▶ [To be done]: Each line containing the word "name" must be reported.

[START OF Data to use]

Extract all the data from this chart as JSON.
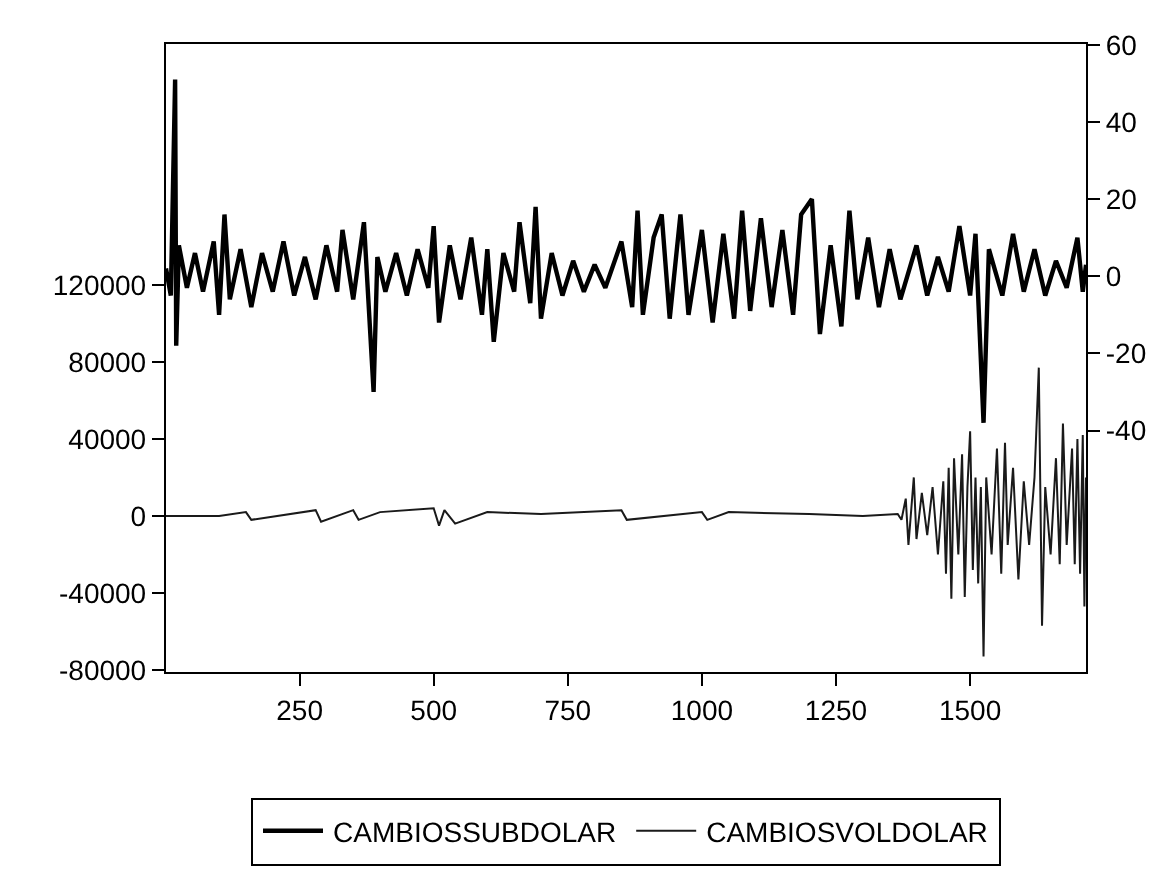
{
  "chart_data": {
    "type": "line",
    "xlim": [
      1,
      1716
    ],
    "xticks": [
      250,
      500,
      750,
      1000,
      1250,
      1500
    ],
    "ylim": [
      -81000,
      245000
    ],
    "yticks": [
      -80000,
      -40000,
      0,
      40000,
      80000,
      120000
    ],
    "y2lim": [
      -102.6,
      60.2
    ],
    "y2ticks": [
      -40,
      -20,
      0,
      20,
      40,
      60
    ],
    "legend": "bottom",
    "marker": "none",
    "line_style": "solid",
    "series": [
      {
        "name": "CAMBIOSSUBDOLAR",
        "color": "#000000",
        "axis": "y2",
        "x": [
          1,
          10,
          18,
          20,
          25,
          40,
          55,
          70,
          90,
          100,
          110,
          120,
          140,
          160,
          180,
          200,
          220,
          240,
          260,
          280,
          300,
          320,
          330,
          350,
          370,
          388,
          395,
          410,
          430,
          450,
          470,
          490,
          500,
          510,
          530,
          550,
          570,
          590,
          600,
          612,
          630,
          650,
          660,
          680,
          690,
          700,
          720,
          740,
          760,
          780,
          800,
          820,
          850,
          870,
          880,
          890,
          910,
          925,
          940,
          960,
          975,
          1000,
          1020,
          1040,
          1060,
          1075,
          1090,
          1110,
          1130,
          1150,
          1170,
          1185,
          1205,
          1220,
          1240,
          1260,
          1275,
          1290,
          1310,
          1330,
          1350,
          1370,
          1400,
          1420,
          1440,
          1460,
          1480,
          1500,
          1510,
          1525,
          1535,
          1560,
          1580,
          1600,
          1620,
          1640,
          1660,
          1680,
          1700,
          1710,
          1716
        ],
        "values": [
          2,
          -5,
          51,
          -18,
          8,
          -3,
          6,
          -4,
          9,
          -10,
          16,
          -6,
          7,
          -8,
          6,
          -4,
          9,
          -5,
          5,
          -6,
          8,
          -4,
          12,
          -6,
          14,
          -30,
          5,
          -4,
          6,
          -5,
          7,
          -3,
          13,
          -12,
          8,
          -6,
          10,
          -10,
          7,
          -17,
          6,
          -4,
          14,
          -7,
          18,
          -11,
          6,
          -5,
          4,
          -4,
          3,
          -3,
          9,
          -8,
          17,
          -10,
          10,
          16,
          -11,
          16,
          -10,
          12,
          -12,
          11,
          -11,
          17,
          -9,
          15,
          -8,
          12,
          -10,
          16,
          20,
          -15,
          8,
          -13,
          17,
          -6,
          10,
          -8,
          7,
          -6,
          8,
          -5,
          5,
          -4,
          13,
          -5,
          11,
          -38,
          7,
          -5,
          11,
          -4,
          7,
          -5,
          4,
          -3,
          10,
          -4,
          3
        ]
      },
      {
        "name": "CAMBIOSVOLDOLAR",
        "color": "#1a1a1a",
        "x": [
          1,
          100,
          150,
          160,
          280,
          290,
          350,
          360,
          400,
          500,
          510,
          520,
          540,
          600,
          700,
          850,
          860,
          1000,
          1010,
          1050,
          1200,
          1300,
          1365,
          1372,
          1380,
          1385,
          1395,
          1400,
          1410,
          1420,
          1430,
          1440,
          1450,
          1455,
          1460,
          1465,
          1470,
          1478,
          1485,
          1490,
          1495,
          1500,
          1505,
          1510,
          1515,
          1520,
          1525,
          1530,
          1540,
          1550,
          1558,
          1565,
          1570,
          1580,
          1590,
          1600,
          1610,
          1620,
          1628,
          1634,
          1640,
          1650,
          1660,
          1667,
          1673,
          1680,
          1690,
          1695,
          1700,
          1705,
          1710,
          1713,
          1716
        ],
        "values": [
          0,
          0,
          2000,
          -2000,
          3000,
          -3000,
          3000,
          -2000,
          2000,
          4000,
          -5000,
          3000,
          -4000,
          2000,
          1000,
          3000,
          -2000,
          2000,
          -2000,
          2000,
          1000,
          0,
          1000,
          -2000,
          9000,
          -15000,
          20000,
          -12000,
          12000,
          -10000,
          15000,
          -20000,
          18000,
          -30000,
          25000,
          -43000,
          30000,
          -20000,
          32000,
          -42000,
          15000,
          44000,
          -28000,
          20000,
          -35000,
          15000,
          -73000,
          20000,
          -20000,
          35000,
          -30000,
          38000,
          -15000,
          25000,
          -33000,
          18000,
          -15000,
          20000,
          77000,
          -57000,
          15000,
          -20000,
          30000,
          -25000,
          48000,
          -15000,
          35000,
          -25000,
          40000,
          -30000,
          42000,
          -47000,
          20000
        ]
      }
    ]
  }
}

[END OF Data to use]

▶ [Response to the exercise]:
        "name": "CAMBIOSSUBDOLAR",
        "name": "CAMBIOSVOLDOLAR",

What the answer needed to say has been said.